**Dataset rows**
────────────────

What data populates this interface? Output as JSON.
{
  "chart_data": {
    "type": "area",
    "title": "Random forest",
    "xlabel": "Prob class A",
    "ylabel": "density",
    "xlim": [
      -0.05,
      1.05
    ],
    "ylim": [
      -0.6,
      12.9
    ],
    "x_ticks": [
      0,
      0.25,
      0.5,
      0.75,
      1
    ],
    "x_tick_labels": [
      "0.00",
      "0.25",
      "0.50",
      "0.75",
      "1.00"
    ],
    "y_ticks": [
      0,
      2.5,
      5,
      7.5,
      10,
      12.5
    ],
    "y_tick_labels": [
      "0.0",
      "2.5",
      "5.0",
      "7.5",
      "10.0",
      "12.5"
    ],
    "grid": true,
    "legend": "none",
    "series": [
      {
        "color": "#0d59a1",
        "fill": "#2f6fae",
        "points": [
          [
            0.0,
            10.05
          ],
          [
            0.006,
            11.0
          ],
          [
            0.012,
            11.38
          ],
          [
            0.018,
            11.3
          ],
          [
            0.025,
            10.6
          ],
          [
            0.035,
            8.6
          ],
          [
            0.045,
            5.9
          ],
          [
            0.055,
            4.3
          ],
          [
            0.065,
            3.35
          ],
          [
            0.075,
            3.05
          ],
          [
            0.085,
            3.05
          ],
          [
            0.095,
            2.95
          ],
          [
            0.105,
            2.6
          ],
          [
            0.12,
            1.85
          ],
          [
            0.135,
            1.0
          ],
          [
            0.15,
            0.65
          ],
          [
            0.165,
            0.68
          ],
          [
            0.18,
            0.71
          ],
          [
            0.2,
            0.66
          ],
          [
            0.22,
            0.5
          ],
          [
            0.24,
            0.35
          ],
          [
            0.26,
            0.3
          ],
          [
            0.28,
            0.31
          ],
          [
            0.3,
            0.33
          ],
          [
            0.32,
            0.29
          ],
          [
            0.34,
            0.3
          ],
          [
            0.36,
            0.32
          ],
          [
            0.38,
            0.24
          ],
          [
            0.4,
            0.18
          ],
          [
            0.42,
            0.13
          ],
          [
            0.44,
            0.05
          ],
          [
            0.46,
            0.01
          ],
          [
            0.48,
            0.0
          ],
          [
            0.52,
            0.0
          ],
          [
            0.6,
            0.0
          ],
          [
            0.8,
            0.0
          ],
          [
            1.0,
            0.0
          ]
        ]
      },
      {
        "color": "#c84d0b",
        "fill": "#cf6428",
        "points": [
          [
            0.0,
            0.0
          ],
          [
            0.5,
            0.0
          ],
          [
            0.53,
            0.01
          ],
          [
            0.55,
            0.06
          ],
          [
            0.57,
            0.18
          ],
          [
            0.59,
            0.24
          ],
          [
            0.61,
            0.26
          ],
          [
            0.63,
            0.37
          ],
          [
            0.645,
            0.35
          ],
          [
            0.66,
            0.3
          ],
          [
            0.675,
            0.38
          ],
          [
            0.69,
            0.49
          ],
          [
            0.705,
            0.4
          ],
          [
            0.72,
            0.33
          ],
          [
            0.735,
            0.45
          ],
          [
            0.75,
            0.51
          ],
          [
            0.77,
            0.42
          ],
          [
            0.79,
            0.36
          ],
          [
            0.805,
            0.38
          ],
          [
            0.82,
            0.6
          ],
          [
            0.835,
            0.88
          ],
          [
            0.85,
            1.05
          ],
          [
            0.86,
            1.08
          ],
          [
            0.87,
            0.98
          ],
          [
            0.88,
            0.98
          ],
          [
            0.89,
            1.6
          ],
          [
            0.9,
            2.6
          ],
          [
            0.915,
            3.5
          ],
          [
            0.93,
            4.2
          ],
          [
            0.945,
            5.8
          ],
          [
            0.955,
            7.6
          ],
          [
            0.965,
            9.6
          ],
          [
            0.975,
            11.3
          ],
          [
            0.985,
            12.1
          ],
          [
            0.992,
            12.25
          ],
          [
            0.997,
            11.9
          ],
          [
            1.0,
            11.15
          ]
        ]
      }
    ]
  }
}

────────────────

**Written request**
Print again each line of the listing above, exactly as it appears.

**Completed exercise**
What data populates this interface? Output as JSON.
{
  "chart_data": {
    "type": "area",
    "title": "Random forest",
    "xlabel": "Prob class A",
    "ylabel": "density",
    "xlim": [
      -0.05,
      1.05
    ],
    "ylim": [
      -0.6,
      12.9
    ],
    "x_ticks": [
      0,
      0.25,
      0.5,
      0.75,
      1
    ],
    "x_tick_labels": [
      "0.00",
      "0.25",
      "0.50",
      "0.75",
      "1.00"
    ],
    "y_ticks": [
      0,
      2.5,
      5,
      7.5,
      10,
      12.5
    ],
    "y_tick_labels": [
      "0.0",
      "2.5",
      "5.0",
      "7.5",
      "10.0",
      "12.5"
    ],
    "grid": true,
    "legend": "none",
    "series": [
      {
        "color": "#0d59a1",
        "fill": "#2f6fae",
        "points": [
          [
            0.0,
            10.05
          ],
          [
            0.006,
            11.0
          ],
          [
            0.012,
            11.38
          ],
          [
            0.018,
            11.3
          ],
          [
            0.025,
            10.6
          ],
          [
            0.035,
            8.6
          ],
          [
            0.045,
            5.9
          ],
          [
            0.055,
            4.3
          ],
          [
            0.065,
            3.35
          ],
          [
            0.075,
            3.05
          ],
          [
            0.085,
            3.05
          ],
          [
            0.095,
            2.95
          ],
          [
            0.105,
            2.6
          ],
          [
            0.12,
            1.85
          ],
          [
            0.135,
            1.0
          ],
          [
            0.15,
            0.65
          ],
          [
            0.165,
            0.68
          ],
          [
            0.18,
            0.71
          ],
          [
            0.2,
            0.66
          ],
          [
            0.22,
            0.5
          ],
          [
            0.24,
            0.35
          ],
          [
            0.26,
            0.3
          ],
          [
            0.28,
            0.31
          ],
          [
            0.3,
            0.33
          ],
          [
            0.32,
            0.29
          ],
          [
            0.34,
            0.3
          ],
          [
            0.36,
            0.32
          ],
          [
            0.38,
            0.24
          ],
          [
            0.4,
            0.18
          ],
          [
            0.42,
            0.13
          ],
          [
            0.44,
            0.05
          ],
          [
            0.46,
            0.01
          ],
          [
            0.48,
            0.0
          ],
          [
            0.52,
            0.0
          ],
          [
            0.6,
            0.0
          ],
          [
            0.8,
            0.0
          ],
          [
            1.0,
            0.0
          ]
        ]
      },
      {
        "color": "#c84d0b",
        "fill": "#cf6428",
        "points": [
          [
            0.0,
            0.0
          ],
          [
            0.5,
            0.0
          ],
          [
            0.53,
            0.01
          ],
          [
            0.55,
            0.06
          ],
          [
            0.57,
            0.18
          ],
          [
            0.59,
            0.24
          ],
          [
            0.61,
            0.26
          ],
          [
            0.63,
            0.37
          ],
          [
            0.645,
            0.35
          ],
          [
            0.66,
            0.3
          ],
          [
            0.675,
            0.38
          ],
          [
            0.69,
            0.49
          ],
          [
            0.705,
            0.4
          ],
          [
            0.72,
            0.33
          ],
          [
            0.735,
            0.45
          ],
          [
            0.75,
            0.51
          ],
          [
            0.77,
            0.42
          ],
          [
            0.79,
            0.36
          ],
          [
            0.805,
            0.38
          ],
          [
            0.82,
            0.6
          ],
          [
            0.835,
            0.88
          ],
          [
            0.85,
            1.05
          ],
          [
            0.86,
            1.08
          ],
          [
            0.87,
            0.98
          ],
          [
            0.88,
            0.98
          ],
          [
            0.89,
            1.6
          ],
          [
            0.9,
            2.6
          ],
          [
            0.915,
            3.5
          ],
          [
            0.93,
            4.2
          ],
          [
            0.945,
            5.8
          ],
          [
            0.955,
            7.6
          ],
          [
            0.965,
            9.6
          ],
          [
            0.975,
            11.3
          ],
          [
            0.985,
            12.1
          ],
          [
            0.992,
            12.25
          ],
          [
            0.997,
            11.9
          ],
          [
            1.0,
            11.15
          ]
        ]
      }
    ]
  }
}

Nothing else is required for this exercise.